▶ **Records excerpted from a collection**:
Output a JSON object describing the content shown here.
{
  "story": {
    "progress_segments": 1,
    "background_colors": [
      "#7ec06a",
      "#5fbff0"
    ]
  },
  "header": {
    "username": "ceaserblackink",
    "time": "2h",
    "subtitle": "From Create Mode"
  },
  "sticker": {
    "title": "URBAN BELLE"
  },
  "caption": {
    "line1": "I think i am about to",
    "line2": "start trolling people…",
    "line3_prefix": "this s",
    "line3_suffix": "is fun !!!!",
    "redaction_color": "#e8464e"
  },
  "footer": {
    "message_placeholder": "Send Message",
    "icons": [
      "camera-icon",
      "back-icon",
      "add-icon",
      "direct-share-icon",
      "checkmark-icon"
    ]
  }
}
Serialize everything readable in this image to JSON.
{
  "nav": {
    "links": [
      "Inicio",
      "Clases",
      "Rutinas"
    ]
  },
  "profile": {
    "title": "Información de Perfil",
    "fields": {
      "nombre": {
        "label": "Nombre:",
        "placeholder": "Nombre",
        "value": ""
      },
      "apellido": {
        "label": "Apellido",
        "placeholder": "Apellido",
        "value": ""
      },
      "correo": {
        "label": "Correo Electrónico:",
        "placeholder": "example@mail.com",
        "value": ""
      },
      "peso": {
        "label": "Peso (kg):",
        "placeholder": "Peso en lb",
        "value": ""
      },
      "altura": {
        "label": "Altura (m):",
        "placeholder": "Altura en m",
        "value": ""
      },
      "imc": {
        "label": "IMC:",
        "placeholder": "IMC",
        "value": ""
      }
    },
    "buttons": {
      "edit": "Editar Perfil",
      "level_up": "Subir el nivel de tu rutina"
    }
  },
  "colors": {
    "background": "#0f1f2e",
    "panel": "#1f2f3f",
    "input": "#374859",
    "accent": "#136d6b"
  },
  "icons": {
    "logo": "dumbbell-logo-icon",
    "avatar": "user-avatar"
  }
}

▶ **Stated problem**: From the first line to the last, please quote the material above exactly.

▶ **Written reply**:
Output a JSON object describing the content shown here.
{
  "story": {
    "progress_segments": 1,
    "background_colors": [
      "#7ec06a",
      "#5fbff0"
    ]
  },
  "header": {
    "username": "ceaserblackink",
    "time": "2h",
    "subtitle": "From Create Mode"
  },
  "sticker": {
    "title": "URBAN BELLE"
  },
  "caption": {
    "line1": "I think i am about to",
    "line2": "start trolling people…",
    "line3_prefix": "this s",
    "line3_suffix": "is fun !!!!",
    "redaction_color": "#e8464e"
  },
  "footer": {
    "message_placeholder": "Send Message",
    "icons": [
      "camera-icon",
      "back-icon",
      "add-icon",
      "direct-share-icon",
      "checkmark-icon"
    ]
  }
}
Serialize everything readable in this image to JSON.
{
  "nav": {
    "links": [
      "Inicio",
      "Clases",
      "Rutinas"
    ]
  },
  "profile": {
    "title": "Información de Perfil",
    "fields": {
      "nombre": {
        "label": "Nombre:",
        "placeholder": "Nombre",
        "value": ""
      },
      "apellido": {
        "label": "Apellido",
        "placeholder": "Apellido",
        "value": ""
      },
      "correo": {
        "label": "Correo Electrónico:",
        "placeholder": "example@mail.com",
        "value": ""
      },
      "peso": {
        "label": "Peso (kg):",
        "placeholder": "Peso en lb",
        "value": ""
      },
      "altura": {
        "label": "Altura (m):",
        "placeholder": "Altura en m",
        "value": ""
      },
      "imc": {
        "label": "IMC:",
        "placeholder": "IMC",
        "value": ""
      }
    },
    "buttons": {
      "edit": "Editar Perfil",
      "level_up": "Subir el nivel de tu rutina"
    }
  },
  "colors": {
    "background": "#0f1f2e",
    "panel": "#1f2f3f",
    "input": "#374859",
    "accent": "#136d6b"
  },
  "icons": {
    "logo": "dumbbell-logo-icon",
    "avatar": "user-avatar"
  }
}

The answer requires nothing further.